- _Given data_:
━━━━━━━━━━━━━━━━━━━━

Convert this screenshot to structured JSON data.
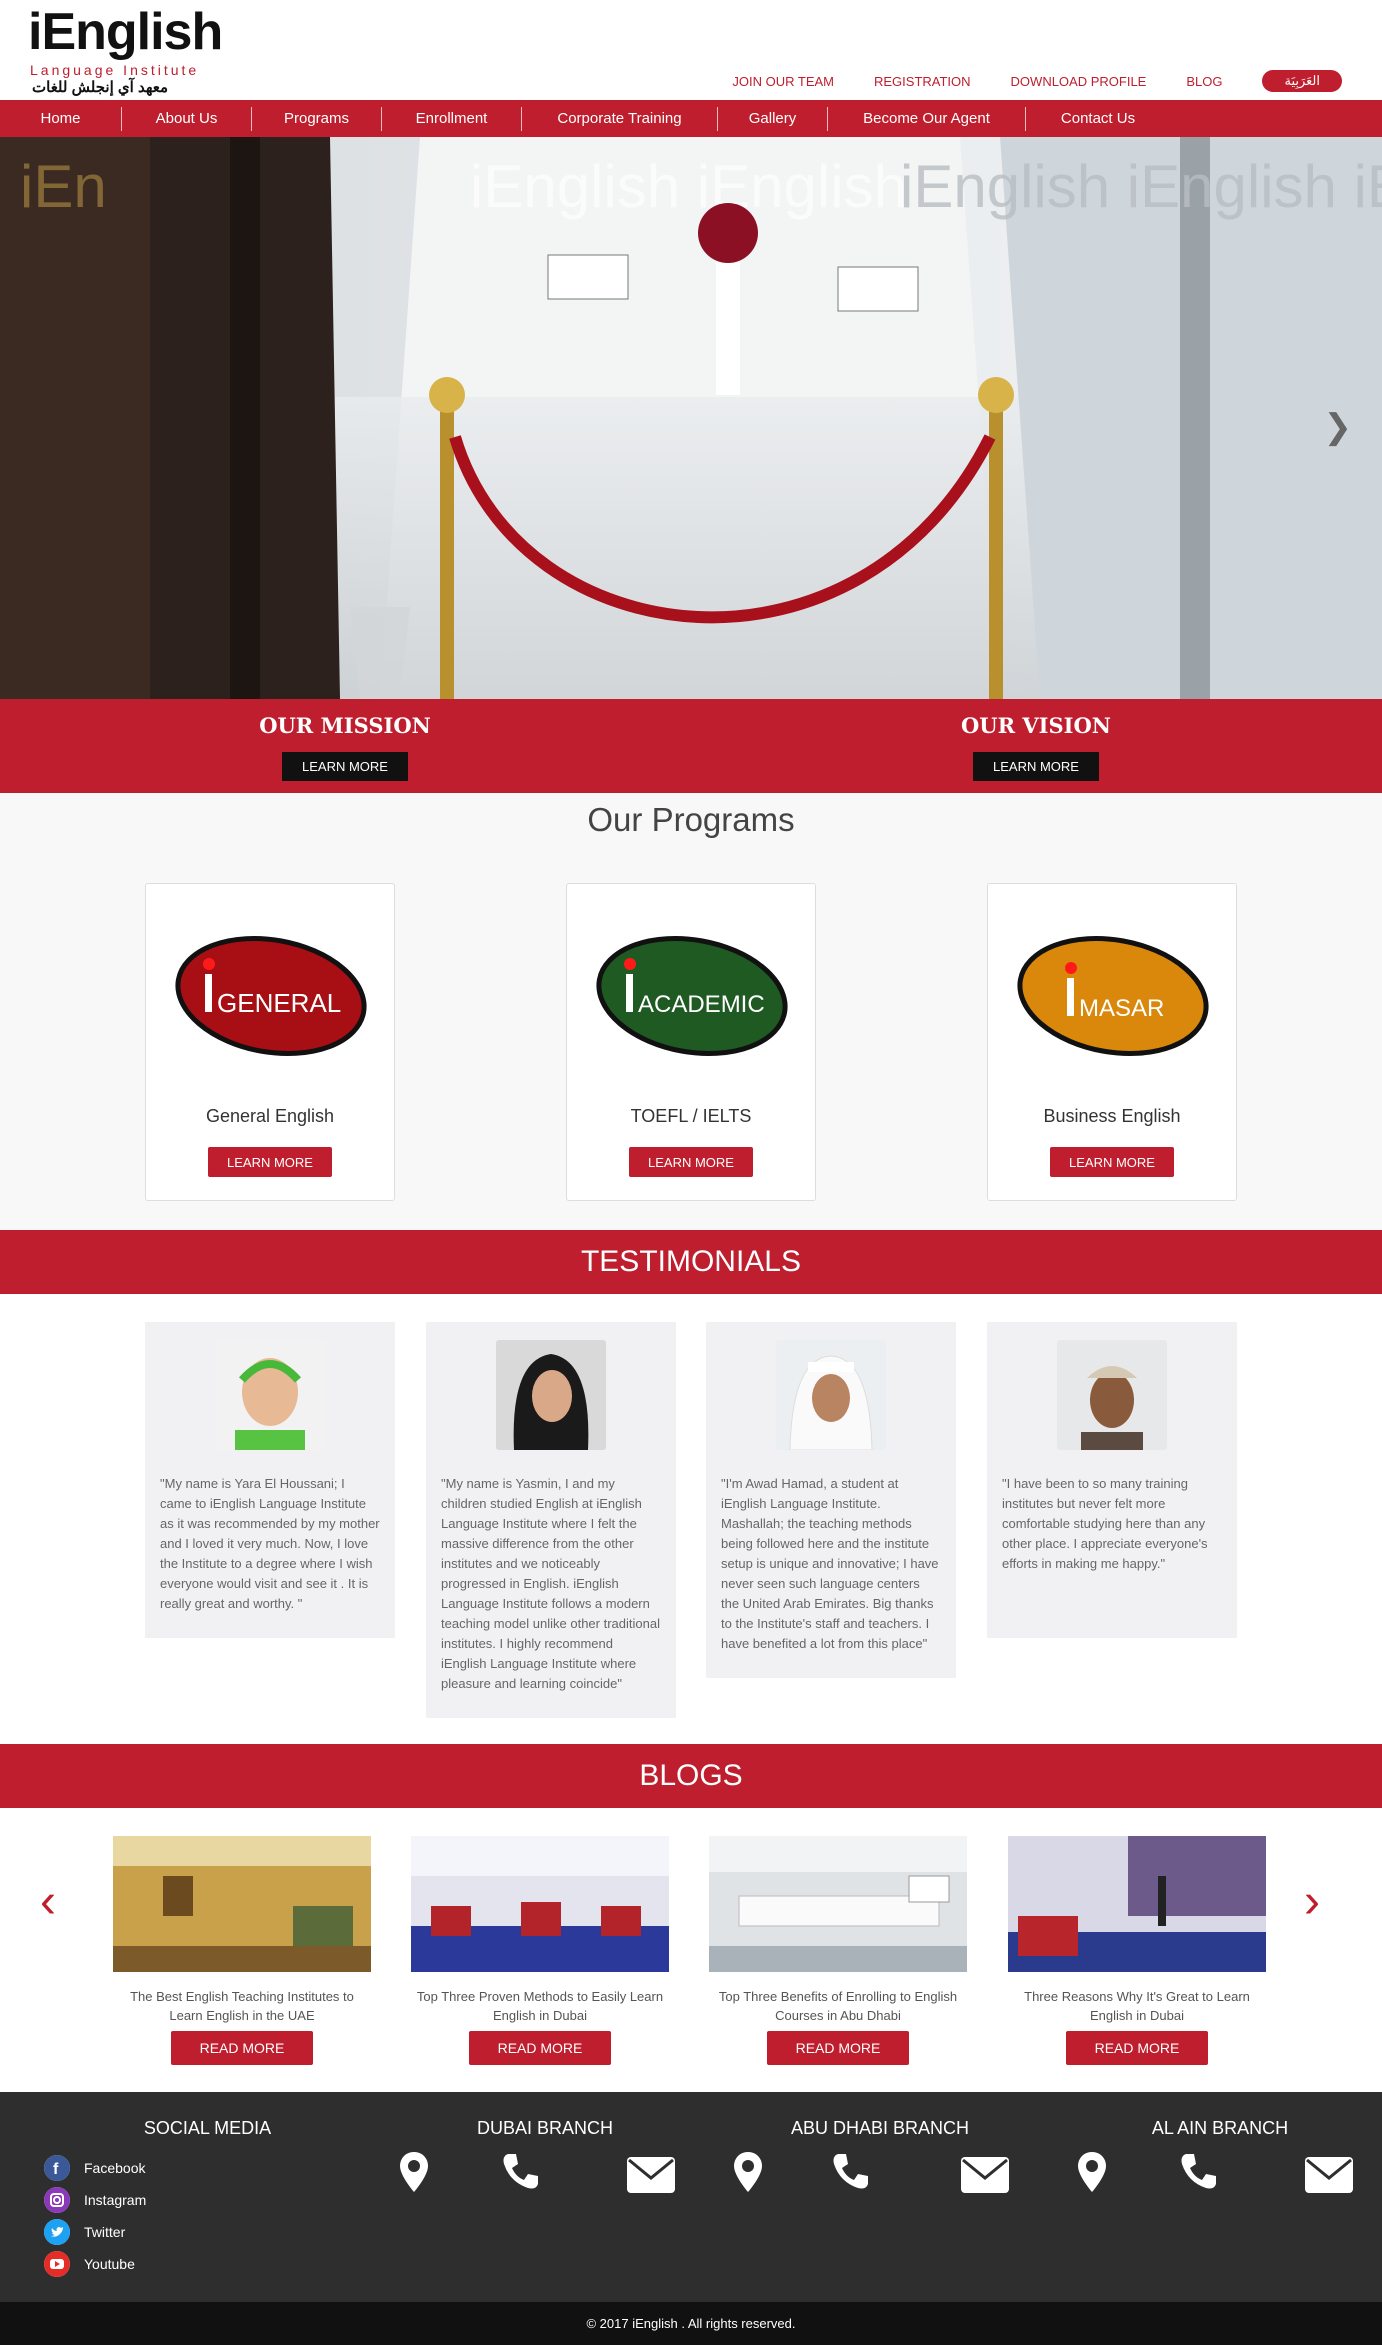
{
  "header": {
    "logo_brand": "iEnglish",
    "logo_sub": "Language Institute",
    "logo_arabic": "معهد آي إنجلش للغات",
    "top_links": [
      "JOIN OUR TEAM",
      "REGISTRATION",
      "DOWNLOAD PROFILE",
      "BLOG"
    ],
    "arabic_button": "العَرَبِيَة"
  },
  "nav": [
    "Home",
    "About Us",
    "Programs",
    "Enrollment",
    "Corporate Training",
    "Gallery",
    "Become Our Agent",
    "Contact Us"
  ],
  "hero": {
    "next_arrow": "❯"
  },
  "mission": {
    "title": "OUR MISSION",
    "button": "LEARN MORE"
  },
  "vision": {
    "title": "OUR VISION",
    "button": "LEARN MORE"
  },
  "programs": {
    "heading": "Our Programs",
    "items": [
      {
        "logo": "GENERAL",
        "name": "General English",
        "button": "LEARN MORE",
        "color": "#a80f14"
      },
      {
        "logo": "ACADEMIC",
        "name": "TOEFL / IELTS",
        "button": "LEARN MORE",
        "color": "#1f5a23"
      },
      {
        "logo": "MASAR",
        "name": "Business English",
        "button": "LEARN MORE",
        "color": "#d9880c"
      }
    ]
  },
  "testimonials": {
    "heading": "TESTIMONIALS",
    "items": [
      {
        "text": "\"My name is Yara El Houssani; I came to iEnglish Language Institute as it was recommended by my mother and I loved it very much. Now, I love the Institute to a degree where I wish everyone would visit and see it . It is really great and worthy. \""
      },
      {
        "text": "\"My name is Yasmin, I and my children studied English at iEnglish Language Institute where I felt the massive difference from the other institutes and we noticeably progressed in English. iEnglish Language Institute follows a modern teaching model unlike other traditional institutes. I highly recommend iEnglish Language Institute where pleasure and learning coincide\""
      },
      {
        "text": "\"I'm Awad Hamad, a student at iEnglish Language Institute. Mashallah; the teaching methods being followed here and the institute setup is unique and innovative; I have never seen such language centers the United Arab Emirates. Big thanks to the Institute's staff and teachers. I have benefited a lot from this place\""
      },
      {
        "text": "\"I have been to so many training institutes but never felt more comfortable studying here than any other place. I appreciate everyone's efforts in making me happy.\""
      }
    ]
  },
  "blogs": {
    "heading": "BLOGS",
    "prev": "‹",
    "next": "›",
    "items": [
      {
        "title": "The Best English Teaching Institutes to Learn English in the UAE",
        "button": "READ MORE"
      },
      {
        "title": "Top Three Proven Methods to Easily Learn English in Dubai",
        "button": "READ MORE"
      },
      {
        "title": "Top Three Benefits of Enrolling to English Courses in Abu Dhabi",
        "button": "READ MORE"
      },
      {
        "title": "Three Reasons Why It's Great to Learn English in Dubai",
        "button": "READ MORE"
      }
    ]
  },
  "footer": {
    "social_heading": "SOCIAL MEDIA",
    "social": [
      {
        "label": "Facebook",
        "icon": "facebook-icon",
        "color": "#3b5998"
      },
      {
        "label": "Instagram",
        "icon": "instagram-icon",
        "color": "#8a3ab9"
      },
      {
        "label": "Twitter",
        "icon": "twitter-icon",
        "color": "#1da1f2"
      },
      {
        "label": "Youtube",
        "icon": "youtube-icon",
        "color": "#e52d27"
      }
    ],
    "branches": [
      "DUBAI BRANCH",
      "ABU DHABI BRANCH",
      "AL AIN BRANCH"
    ],
    "copyright": "© 2017 iEnglish . All rights reserved."
  },
  "colors": {
    "accent": "#be1e2d",
    "footer": "#2e2e2e"
  }
}
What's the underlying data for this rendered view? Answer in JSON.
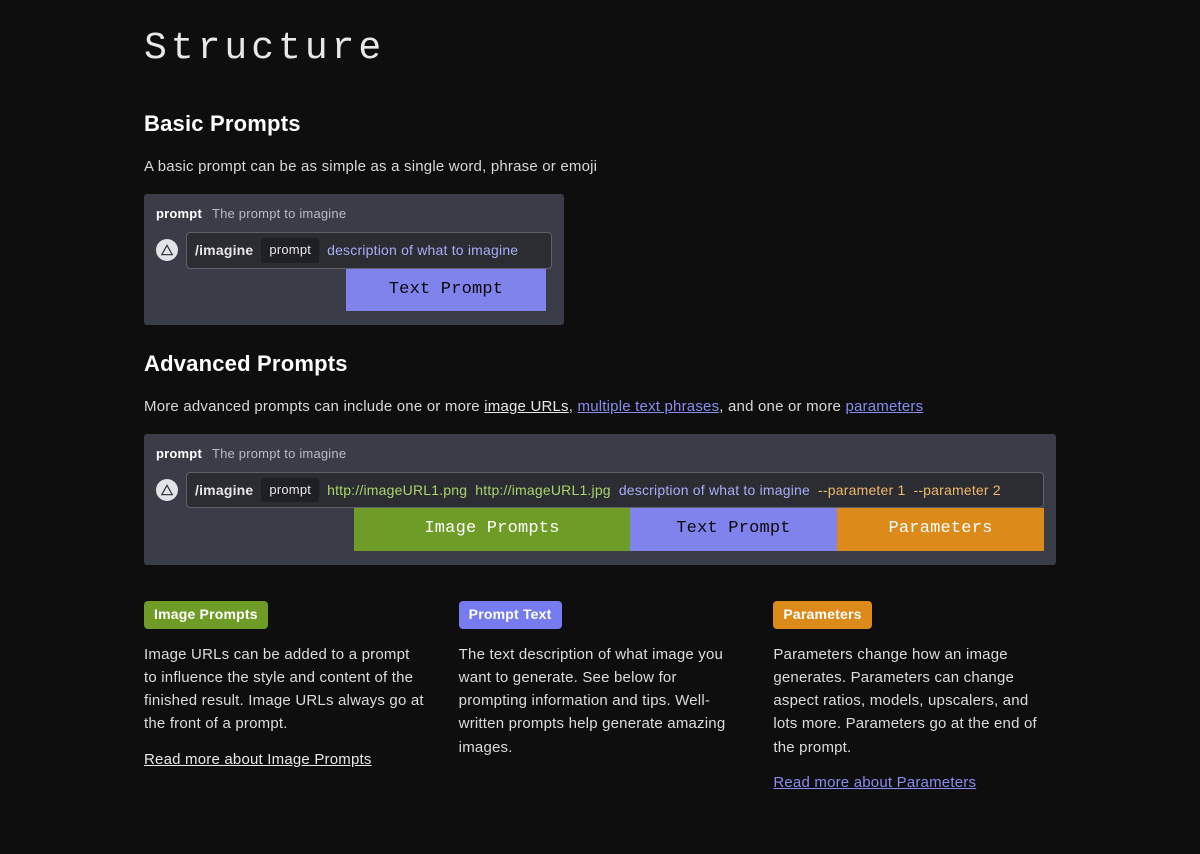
{
  "title": "Structure",
  "basic": {
    "heading": "Basic Prompts",
    "lead": "A basic prompt can be as simple as a single word, phrase or emoji",
    "prompt_kw": "prompt",
    "prompt_desc": "The prompt to imagine",
    "slash_cmd": "/imagine",
    "chip": "prompt",
    "placeholder": "description of what to imagine",
    "label_text": "Text Prompt"
  },
  "advanced": {
    "heading": "Advanced Prompts",
    "lead_pre": "More advanced prompts can include one or more ",
    "link1": "image URLs",
    "mid1": ", ",
    "link2": "multiple text phrases",
    "mid2": ", and one or more ",
    "link3": "parameters",
    "prompt_kw": "prompt",
    "prompt_desc": "The prompt to imagine",
    "slash_cmd": "/imagine",
    "chip": "prompt",
    "url1": "http://imageURL1.png",
    "url2": "http://imageURL1.jpg",
    "placeholder": "description of what to imagine",
    "param1": "--parameter 1",
    "param2": "--parameter 2",
    "label_img": "Image Prompts",
    "label_text": "Text Prompt",
    "label_par": "Parameters"
  },
  "cols": {
    "c1": {
      "badge": "Image Prompts",
      "body": "Image URLs can be added to a prompt to influence the style and content of the finished result. Image URLs always go at the front of a prompt.",
      "link": "Read more about Image Prompts"
    },
    "c2": {
      "badge": "Prompt Text",
      "body": "The text description of what image you want to generate. See below for prompting information and tips. Well-written prompts help generate amazing images."
    },
    "c3": {
      "badge": "Parameters",
      "body": "Parameters change how an image generates. Parameters can change aspect ratios, models, upscalers, and lots more. Parameters go at the end of the prompt.",
      "link": "Read more about Parameters"
    }
  }
}
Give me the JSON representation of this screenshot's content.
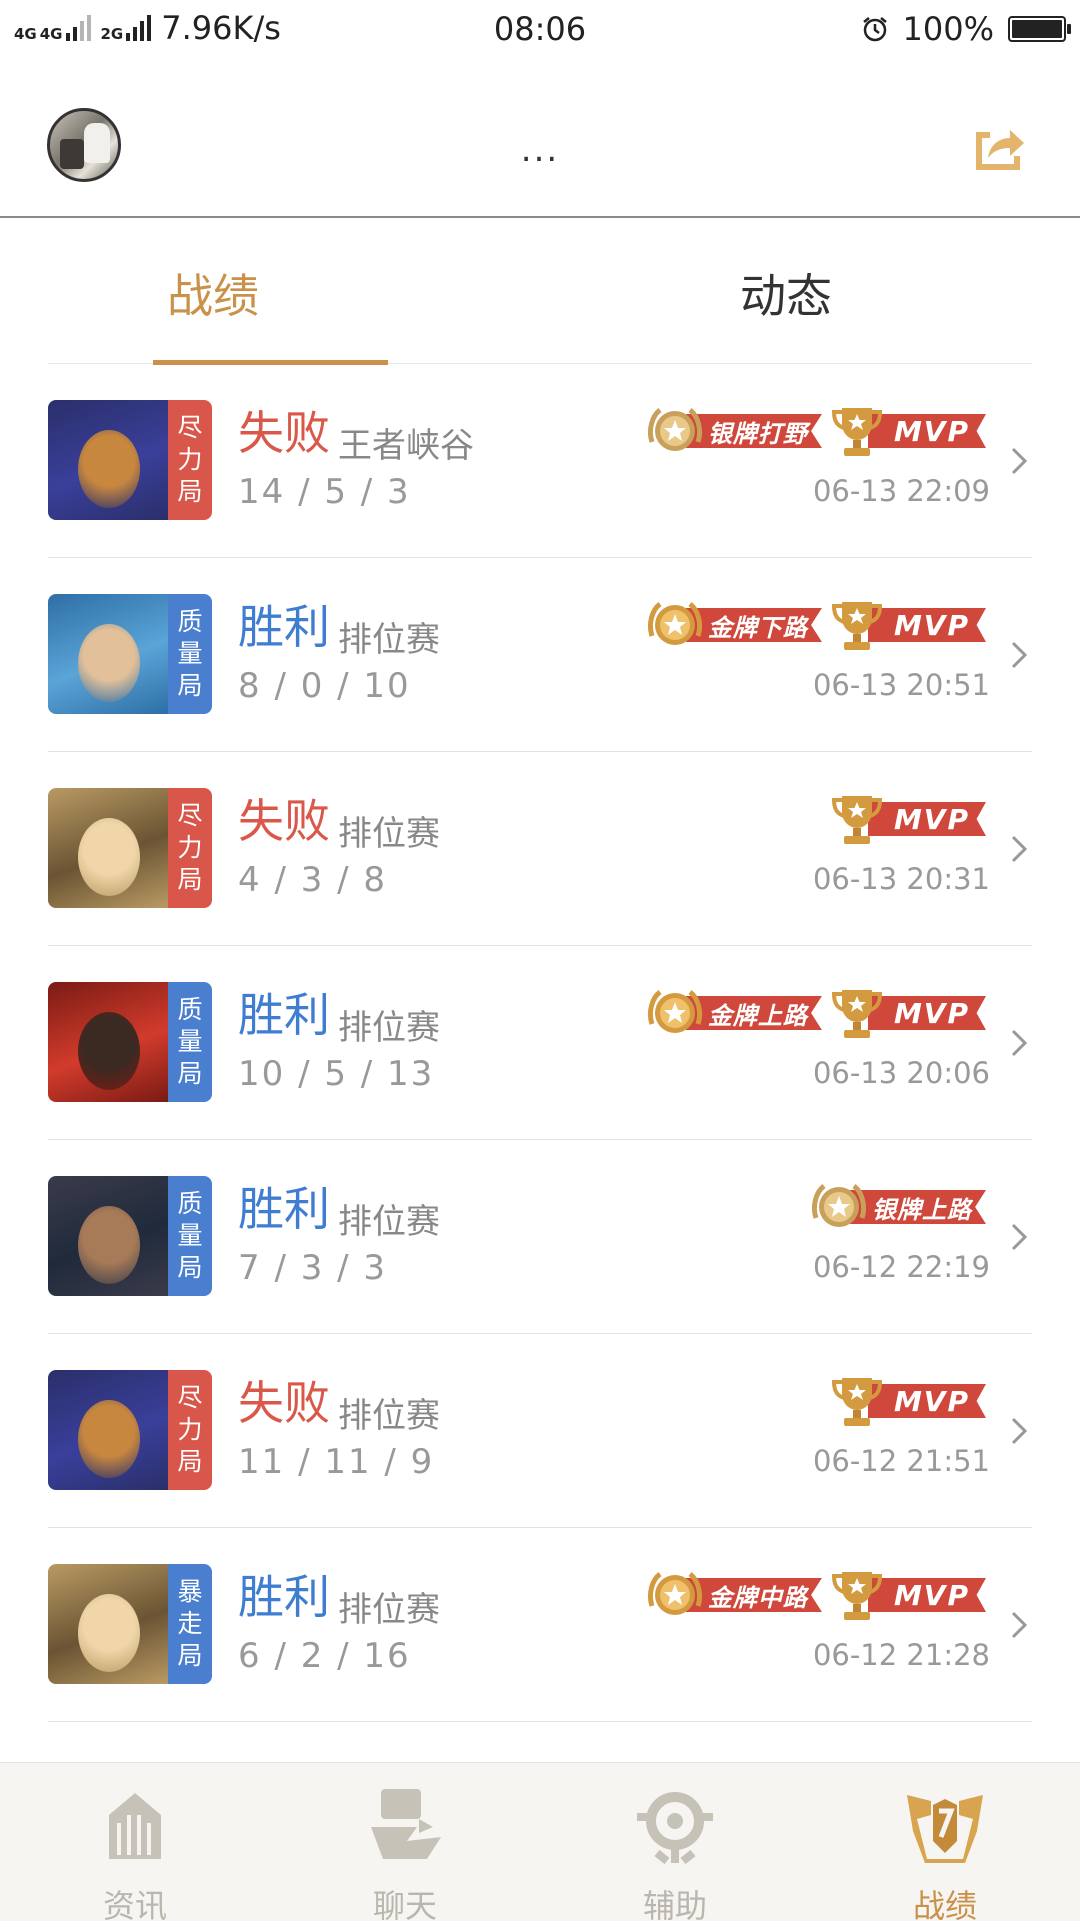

━━━━━━━━━━━━━━━━━━━━

- _Required task_: Each entry shown above must be quoted exactly, with its pictures left out.

- _Solution below_:
Convert this screenshot to structured JSON data.
{
  "header": {
    "logo_brand": "iEnglish",
    "logo_sub": "Language Institute",
    "logo_arabic": "معهد آي إنجلش للغات",
    "top_links": [
      "JOIN OUR TEAM",
      "REGISTRATION",
      "DOWNLOAD PROFILE",
      "BLOG"
    ],
    "arabic_button": "العَرَبِيَة"
  },
  "nav": [
    "Home",
    "About Us",
    "Programs",
    "Enrollment",
    "Corporate Training",
    "Gallery",
    "Become Our Agent",
    "Contact Us"
  ],
  "hero": {
    "next_arrow": "❯"
  },
  "mission": {
    "title": "OUR MISSION",
    "button": "LEARN MORE"
  },
  "vision": {
    "title": "OUR VISION",
    "button": "LEARN MORE"
  },
  "programs": {
    "heading": "Our Programs",
    "items": [
      {
        "logo": "GENERAL",
        "name": "General English",
        "button": "LEARN MORE",
        "color": "#a80f14"
      },
      {
        "logo": "ACADEMIC",
        "name": "TOEFL / IELTS",
        "button": "LEARN MORE",
        "color": "#1f5a23"
      },
      {
        "logo": "MASAR",
        "name": "Business English",
        "button": "LEARN MORE",
        "color": "#d9880c"
      }
    ]
  },
  "testimonials": {
    "heading": "TESTIMONIALS",
    "items": [
      {
        "text": "\"My name is Yara El Houssani; I came to iEnglish Language Institute as it was recommended by my mother and I loved it very much. Now, I love the Institute to a degree where I wish everyone would visit and see it . It is really great and worthy. \""
      },
      {
        "text": "\"My name is Yasmin, I and my children studied English at iEnglish Language Institute where I felt the massive difference from the other institutes and we noticeably progressed in English. iEnglish Language Institute follows a modern teaching model unlike other traditional institutes. I highly recommend iEnglish Language Institute where pleasure and learning coincide\""
      },
      {
        "text": "\"I'm Awad Hamad, a student at iEnglish Language Institute. Mashallah; the teaching methods being followed here and the institute setup is unique and innovative; I have never seen such language centers the United Arab Emirates. Big thanks to the Institute's staff and teachers. I have benefited a lot from this place\""
      },
      {
        "text": "\"I have been to so many training institutes but never felt more comfortable studying here than any other place. I appreciate everyone's efforts in making me happy.\""
      }
    ]
  },
  "blogs": {
    "heading": "BLOGS",
    "prev": "‹",
    "next": "›",
    "items": [
      {
        "title": "The Best English Teaching Institutes to Learn English in the UAE",
        "button": "READ MORE"
      },
      {
        "title": "Top Three Proven Methods to Easily Learn English in Dubai",
        "button": "READ MORE"
      },
      {
        "title": "Top Three Benefits of Enrolling to English Courses in Abu Dhabi",
        "button": "READ MORE"
      },
      {
        "title": "Three Reasons Why It's Great to Learn English in Dubai",
        "button": "READ MORE"
      }
    ]
  },
  "footer": {
    "social_heading": "SOCIAL MEDIA",
    "social": [
      {
        "label": "Facebook",
        "icon": "facebook-icon",
        "color": "#3b5998"
      },
      {
        "label": "Instagram",
        "icon": "instagram-icon",
        "color": "#8a3ab9"
      },
      {
        "label": "Twitter",
        "icon": "twitter-icon",
        "color": "#1da1f2"
      },
      {
        "label": "Youtube",
        "icon": "youtube-icon",
        "color": "#e52d27"
      }
    ],
    "branches": [
      "DUBAI BRANCH",
      "ABU DHABI BRANCH",
      "AL AIN BRANCH"
    ],
    "copyright": "© 2017 iEnglish . All rights reserved."
  },
  "colors": {
    "accent": "#be1e2d",
    "footer": "#2e2e2e"
  }
}
What's the underlying data for this rendered view? Answer in JSON.
{
  "title": "Structure",
  "basic": {
    "heading": "Basic Prompts",
    "lead": "A basic prompt can be as simple as a single word, phrase or emoji",
    "prompt_kw": "prompt",
    "prompt_desc": "The prompt to imagine",
    "slash_cmd": "/imagine",
    "chip": "prompt",
    "placeholder": "description of what to imagine",
    "label_text": "Text Prompt"
  },
  "advanced": {
    "heading": "Advanced Prompts",
    "lead_pre": "More advanced prompts can include one or more ",
    "link1": "image URLs",
    "mid1": ", ",
    "link2": "multiple text phrases",
    "mid2": ", and one or more ",
    "link3": "parameters",
    "prompt_kw": "prompt",
    "prompt_desc": "The prompt to imagine",
    "slash_cmd": "/imagine",
    "chip": "prompt",
    "url1": "http://imageURL1.png",
    "url2": "http://imageURL1.jpg",
    "placeholder": "description of what to imagine",
    "param1": "--parameter 1",
    "param2": "--parameter 2",
    "label_img": "Image Prompts",
    "label_text": "Text Prompt",
    "label_par": "Parameters"
  },
  "cols": {
    "c1": {
      "badge": "Image Prompts",
      "body": "Image URLs can be added to a prompt to influence the style and content of the finished result. Image URLs always go at the front of a prompt.",
      "link": "Read more about Image Prompts"
    },
    "c2": {
      "badge": "Prompt Text",
      "body": "The text description of what image you want to generate. See below for prompting information and tips. Well-written prompts help generate amazing images."
    },
    "c3": {
      "badge": "Parameters",
      "body": "Parameters change how an image generates. Parameters can change aspect ratios, models, upscalers, and lots more. Parameters go at the end of the prompt.",
      "link": "Read more about Parameters"
    }
  }
}
Give me the JSON representation of this screenshot's content.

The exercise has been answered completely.